== Entries shown

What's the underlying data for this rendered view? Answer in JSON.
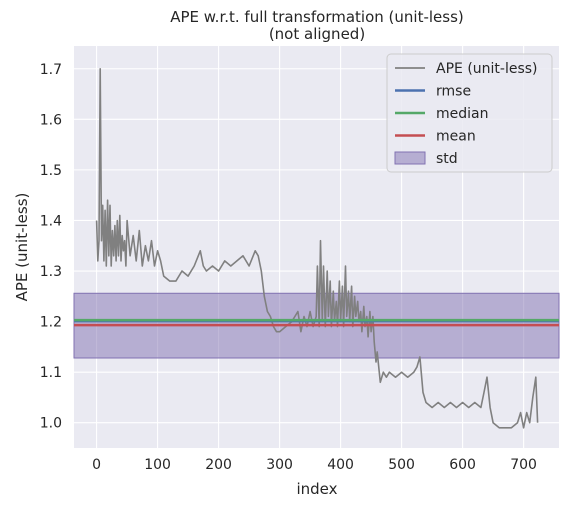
{
  "chart_data": {
    "type": "line",
    "title": "APE w.r.t. full transformation (unit-less)",
    "subtitle": "(not aligned)",
    "xlabel": "index",
    "ylabel": "APE (unit-less)",
    "xlim": [
      -37,
      758
    ],
    "ylim": [
      0.95,
      1.745
    ],
    "xticks": [
      0,
      100,
      200,
      300,
      400,
      500,
      600,
      700
    ],
    "yticks": [
      1.0,
      1.1,
      1.2,
      1.3,
      1.4,
      1.5,
      1.6,
      1.7
    ],
    "ytick_labels": [
      "1.0",
      "1.1",
      "1.2",
      "1.3",
      "1.4",
      "1.5",
      "1.6",
      "1.7"
    ],
    "grid": true,
    "legend_position": "top-right",
    "colors": {
      "background": "#eaeaf2",
      "grid": "#ffffff",
      "ape": "#808080",
      "rmse": "#4c72b0",
      "median": "#55a868",
      "mean": "#c44e52",
      "std": "#8172b2"
    },
    "series": [
      {
        "name": "APE (unit-less)",
        "x": [
          0,
          2,
          4,
          6,
          8,
          10,
          12,
          14,
          16,
          18,
          20,
          22,
          24,
          26,
          28,
          30,
          32,
          34,
          36,
          38,
          40,
          42,
          44,
          46,
          48,
          50,
          55,
          60,
          65,
          70,
          75,
          80,
          85,
          90,
          95,
          100,
          105,
          110,
          120,
          130,
          140,
          150,
          160,
          170,
          175,
          180,
          190,
          200,
          210,
          220,
          230,
          240,
          250,
          260,
          265,
          270,
          275,
          280,
          285,
          290,
          295,
          300,
          310,
          320,
          330,
          335,
          340,
          345,
          350,
          355,
          360,
          362,
          365,
          367,
          370,
          372,
          375,
          378,
          380,
          383,
          385,
          388,
          390,
          393,
          395,
          398,
          400,
          403,
          405,
          408,
          410,
          413,
          415,
          418,
          420,
          423,
          425,
          428,
          430,
          433,
          435,
          438,
          440,
          443,
          445,
          448,
          450,
          453,
          455,
          458,
          460,
          465,
          470,
          475,
          480,
          490,
          500,
          510,
          520,
          525,
          530,
          535,
          540,
          550,
          560,
          570,
          580,
          590,
          600,
          610,
          620,
          630,
          635,
          640,
          645,
          650,
          660,
          670,
          680,
          690,
          695,
          700,
          705,
          710,
          715,
          720,
          723
        ],
        "values": [
          1.4,
          1.32,
          1.36,
          1.7,
          1.36,
          1.43,
          1.32,
          1.42,
          1.31,
          1.44,
          1.33,
          1.43,
          1.31,
          1.38,
          1.33,
          1.39,
          1.32,
          1.4,
          1.33,
          1.41,
          1.32,
          1.37,
          1.34,
          1.36,
          1.31,
          1.4,
          1.33,
          1.37,
          1.32,
          1.38,
          1.31,
          1.35,
          1.32,
          1.36,
          1.31,
          1.34,
          1.32,
          1.29,
          1.28,
          1.28,
          1.3,
          1.29,
          1.31,
          1.34,
          1.31,
          1.3,
          1.31,
          1.3,
          1.32,
          1.31,
          1.32,
          1.33,
          1.31,
          1.34,
          1.33,
          1.3,
          1.25,
          1.22,
          1.21,
          1.19,
          1.18,
          1.18,
          1.19,
          1.2,
          1.22,
          1.18,
          1.21,
          1.19,
          1.22,
          1.19,
          1.21,
          1.31,
          1.19,
          1.36,
          1.2,
          1.31,
          1.19,
          1.3,
          1.21,
          1.28,
          1.19,
          1.26,
          1.2,
          1.24,
          1.19,
          1.28,
          1.2,
          1.27,
          1.19,
          1.31,
          1.21,
          1.26,
          1.2,
          1.27,
          1.19,
          1.25,
          1.21,
          1.24,
          1.2,
          1.22,
          1.18,
          1.23,
          1.19,
          1.21,
          1.17,
          1.22,
          1.18,
          1.21,
          1.16,
          1.12,
          1.14,
          1.08,
          1.1,
          1.09,
          1.1,
          1.09,
          1.1,
          1.09,
          1.1,
          1.11,
          1.13,
          1.06,
          1.04,
          1.03,
          1.04,
          1.03,
          1.04,
          1.03,
          1.04,
          1.03,
          1.04,
          1.03,
          1.06,
          1.09,
          1.03,
          1.0,
          0.99,
          0.99,
          0.99,
          1.0,
          1.02,
          0.99,
          1.02,
          1.0,
          1.05,
          1.09,
          1.0
        ]
      },
      {
        "name": "rmse",
        "value": 1.201
      },
      {
        "name": "median",
        "value": 1.203
      },
      {
        "name": "mean",
        "value": 1.193
      },
      {
        "name": "std",
        "range": [
          1.128,
          1.256
        ]
      }
    ]
  }
}
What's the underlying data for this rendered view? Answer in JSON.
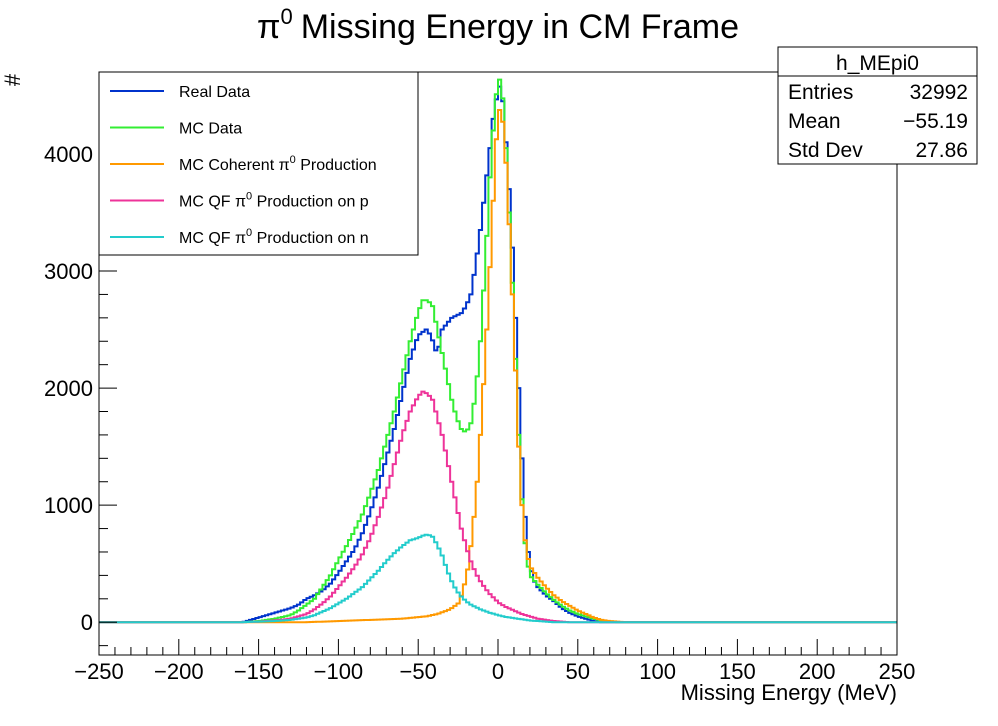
{
  "chart_data": {
    "type": "line",
    "title_main": "Missing Energy in CM Frame",
    "title_symbol": "π",
    "title_superscript": "0",
    "xlabel": "Missing Energy (MeV)",
    "ylabel": "#",
    "xlim": [
      -250,
      250
    ],
    "ylim": [
      -280,
      4700
    ],
    "x_ticks": [
      -250,
      -200,
      -150,
      -100,
      -50,
      0,
      50,
      100,
      150,
      200,
      250
    ],
    "x_tick_labels": [
      "−250",
      "−200",
      "−150",
      "−100",
      "−50",
      "0",
      "50",
      "100",
      "150",
      "200",
      "250"
    ],
    "y_ticks": [
      0,
      1000,
      2000,
      3000,
      4000
    ],
    "y_tick_labels": [
      "0",
      "1000",
      "2000",
      "3000",
      "4000"
    ],
    "grid": false,
    "legend_placement": "top-left",
    "stats_box": {
      "name": "h_MEpi0",
      "rows": [
        {
          "label": "Entries",
          "value": "32992"
        },
        {
          "label": "Mean",
          "value": "−55.19"
        },
        {
          "label": "Std Dev",
          "value": "27.86"
        }
      ]
    },
    "series": [
      {
        "name": "Real Data",
        "color": "#0033cc",
        "points": [
          [
            -250,
            0
          ],
          [
            -160,
            0
          ],
          [
            -155,
            20
          ],
          [
            -150,
            40
          ],
          [
            -145,
            60
          ],
          [
            -140,
            80
          ],
          [
            -135,
            100
          ],
          [
            -130,
            120
          ],
          [
            -125,
            150
          ],
          [
            -120,
            200
          ],
          [
            -115,
            230
          ],
          [
            -110,
            270
          ],
          [
            -105,
            330
          ],
          [
            -100,
            420
          ],
          [
            -95,
            520
          ],
          [
            -90,
            620
          ],
          [
            -85,
            760
          ],
          [
            -80,
            940
          ],
          [
            -75,
            1150
          ],
          [
            -70,
            1400
          ],
          [
            -65,
            1650
          ],
          [
            -60,
            1950
          ],
          [
            -55,
            2250
          ],
          [
            -50,
            2450
          ],
          [
            -45,
            2500
          ],
          [
            -42,
            2450
          ],
          [
            -38,
            2280
          ],
          [
            -35,
            2500
          ],
          [
            -32,
            2550
          ],
          [
            -29,
            2600
          ],
          [
            -26,
            2620
          ],
          [
            -23,
            2640
          ],
          [
            -20,
            2700
          ],
          [
            -17,
            2800
          ],
          [
            -14,
            3050
          ],
          [
            -11,
            3350
          ],
          [
            -8,
            3700
          ],
          [
            -5,
            4050
          ],
          [
            -3,
            4300
          ],
          [
            0,
            4550
          ],
          [
            2,
            4600
          ],
          [
            4,
            4300
          ],
          [
            6,
            3900
          ],
          [
            8,
            3500
          ],
          [
            10,
            2900
          ],
          [
            12,
            2300
          ],
          [
            14,
            1700
          ],
          [
            16,
            1100
          ],
          [
            18,
            700
          ],
          [
            20,
            500
          ],
          [
            22,
            370
          ],
          [
            25,
            300
          ],
          [
            30,
            230
          ],
          [
            35,
            180
          ],
          [
            40,
            120
          ],
          [
            45,
            80
          ],
          [
            50,
            50
          ],
          [
            55,
            30
          ],
          [
            60,
            10
          ],
          [
            65,
            0
          ],
          [
            250,
            0
          ]
        ]
      },
      {
        "name": "MC Data",
        "color": "#33ee33",
        "points": [
          [
            -250,
            0
          ],
          [
            -160,
            0
          ],
          [
            -150,
            10
          ],
          [
            -140,
            30
          ],
          [
            -130,
            60
          ],
          [
            -125,
            100
          ],
          [
            -120,
            150
          ],
          [
            -115,
            200
          ],
          [
            -110,
            300
          ],
          [
            -105,
            400
          ],
          [
            -100,
            530
          ],
          [
            -95,
            650
          ],
          [
            -90,
            780
          ],
          [
            -85,
            920
          ],
          [
            -80,
            1100
          ],
          [
            -75,
            1300
          ],
          [
            -70,
            1550
          ],
          [
            -65,
            1800
          ],
          [
            -60,
            2100
          ],
          [
            -55,
            2400
          ],
          [
            -50,
            2650
          ],
          [
            -47,
            2750
          ],
          [
            -44,
            2750
          ],
          [
            -41,
            2700
          ],
          [
            -38,
            2500
          ],
          [
            -35,
            2300
          ],
          [
            -32,
            2100
          ],
          [
            -29,
            1900
          ],
          [
            -26,
            1750
          ],
          [
            -23,
            1650
          ],
          [
            -20,
            1620
          ],
          [
            -17,
            1700
          ],
          [
            -14,
            1950
          ],
          [
            -11,
            2400
          ],
          [
            -8,
            3050
          ],
          [
            -5,
            3800
          ],
          [
            -2,
            4400
          ],
          [
            0,
            4620
          ],
          [
            2,
            4650
          ],
          [
            4,
            4300
          ],
          [
            6,
            3800
          ],
          [
            8,
            3200
          ],
          [
            10,
            2600
          ],
          [
            12,
            1900
          ],
          [
            14,
            1300
          ],
          [
            16,
            800
          ],
          [
            18,
            550
          ],
          [
            20,
            400
          ],
          [
            25,
            320
          ],
          [
            30,
            250
          ],
          [
            35,
            190
          ],
          [
            40,
            140
          ],
          [
            45,
            100
          ],
          [
            50,
            70
          ],
          [
            55,
            50
          ],
          [
            60,
            30
          ],
          [
            65,
            15
          ],
          [
            70,
            5
          ],
          [
            75,
            0
          ],
          [
            250,
            0
          ]
        ]
      },
      {
        "name": "MC Coherent π<sup>0</sup> Production",
        "color": "#ff9900",
        "points": [
          [
            -250,
            0
          ],
          [
            -160,
            0
          ],
          [
            -120,
            0
          ],
          [
            -100,
            10
          ],
          [
            -80,
            20
          ],
          [
            -60,
            30
          ],
          [
            -45,
            50
          ],
          [
            -38,
            70
          ],
          [
            -30,
            110
          ],
          [
            -25,
            160
          ],
          [
            -22,
            260
          ],
          [
            -19,
            450
          ],
          [
            -16,
            750
          ],
          [
            -13,
            1200
          ],
          [
            -10,
            1800
          ],
          [
            -7,
            2500
          ],
          [
            -4,
            3300
          ],
          [
            -2,
            3900
          ],
          [
            0,
            4350
          ],
          [
            2,
            4400
          ],
          [
            4,
            4150
          ],
          [
            6,
            3700
          ],
          [
            8,
            3100
          ],
          [
            10,
            2500
          ],
          [
            12,
            1800
          ],
          [
            14,
            1200
          ],
          [
            16,
            800
          ],
          [
            18,
            600
          ],
          [
            20,
            480
          ],
          [
            25,
            380
          ],
          [
            30,
            300
          ],
          [
            35,
            230
          ],
          [
            40,
            180
          ],
          [
            45,
            140
          ],
          [
            50,
            100
          ],
          [
            55,
            70
          ],
          [
            60,
            40
          ],
          [
            65,
            20
          ],
          [
            70,
            10
          ],
          [
            80,
            0
          ],
          [
            250,
            0
          ]
        ]
      },
      {
        "name": "MC QF π<sup>0</sup> Production on p",
        "color": "#ee3399",
        "points": [
          [
            -250,
            0
          ],
          [
            -160,
            0
          ],
          [
            -150,
            5
          ],
          [
            -140,
            15
          ],
          [
            -130,
            30
          ],
          [
            -120,
            70
          ],
          [
            -115,
            110
          ],
          [
            -110,
            160
          ],
          [
            -105,
            220
          ],
          [
            -100,
            300
          ],
          [
            -95,
            380
          ],
          [
            -90,
            470
          ],
          [
            -85,
            580
          ],
          [
            -80,
            720
          ],
          [
            -75,
            900
          ],
          [
            -70,
            1100
          ],
          [
            -65,
            1350
          ],
          [
            -60,
            1600
          ],
          [
            -55,
            1800
          ],
          [
            -50,
            1930
          ],
          [
            -47,
            1970
          ],
          [
            -44,
            1950
          ],
          [
            -41,
            1900
          ],
          [
            -38,
            1750
          ],
          [
            -35,
            1600
          ],
          [
            -32,
            1400
          ],
          [
            -29,
            1200
          ],
          [
            -26,
            1000
          ],
          [
            -23,
            800
          ],
          [
            -20,
            650
          ],
          [
            -17,
            520
          ],
          [
            -14,
            420
          ],
          [
            -11,
            350
          ],
          [
            -8,
            290
          ],
          [
            -5,
            240
          ],
          [
            -2,
            200
          ],
          [
            0,
            170
          ],
          [
            5,
            130
          ],
          [
            10,
            100
          ],
          [
            15,
            70
          ],
          [
            20,
            50
          ],
          [
            25,
            30
          ],
          [
            30,
            20
          ],
          [
            35,
            10
          ],
          [
            40,
            5
          ],
          [
            45,
            0
          ],
          [
            250,
            0
          ]
        ]
      },
      {
        "name": "MC QF π<sup>0</sup> Production on n",
        "color": "#22cccc",
        "points": [
          [
            -250,
            0
          ],
          [
            -160,
            0
          ],
          [
            -150,
            5
          ],
          [
            -140,
            10
          ],
          [
            -130,
            20
          ],
          [
            -120,
            40
          ],
          [
            -115,
            60
          ],
          [
            -110,
            90
          ],
          [
            -105,
            120
          ],
          [
            -100,
            160
          ],
          [
            -95,
            200
          ],
          [
            -90,
            250
          ],
          [
            -85,
            300
          ],
          [
            -80,
            370
          ],
          [
            -75,
            440
          ],
          [
            -70,
            520
          ],
          [
            -65,
            590
          ],
          [
            -60,
            650
          ],
          [
            -55,
            700
          ],
          [
            -50,
            720
          ],
          [
            -47,
            740
          ],
          [
            -44,
            750
          ],
          [
            -41,
            730
          ],
          [
            -38,
            660
          ],
          [
            -35,
            570
          ],
          [
            -32,
            450
          ],
          [
            -29,
            350
          ],
          [
            -26,
            270
          ],
          [
            -23,
            220
          ],
          [
            -20,
            180
          ],
          [
            -17,
            150
          ],
          [
            -14,
            130
          ],
          [
            -11,
            110
          ],
          [
            -8,
            95
          ],
          [
            -5,
            80
          ],
          [
            -2,
            70
          ],
          [
            0,
            60
          ],
          [
            5,
            45
          ],
          [
            10,
            35
          ],
          [
            15,
            25
          ],
          [
            20,
            15
          ],
          [
            25,
            10
          ],
          [
            30,
            5
          ],
          [
            35,
            0
          ],
          [
            250,
            0
          ]
        ]
      }
    ]
  }
}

====

Extract lines where the string "less" occurs.

    "title": "APE w.r.t. full transformation (unit-less)",
    "ylabel": "APE (unit-less)",
        "name": "APE (unit-less)",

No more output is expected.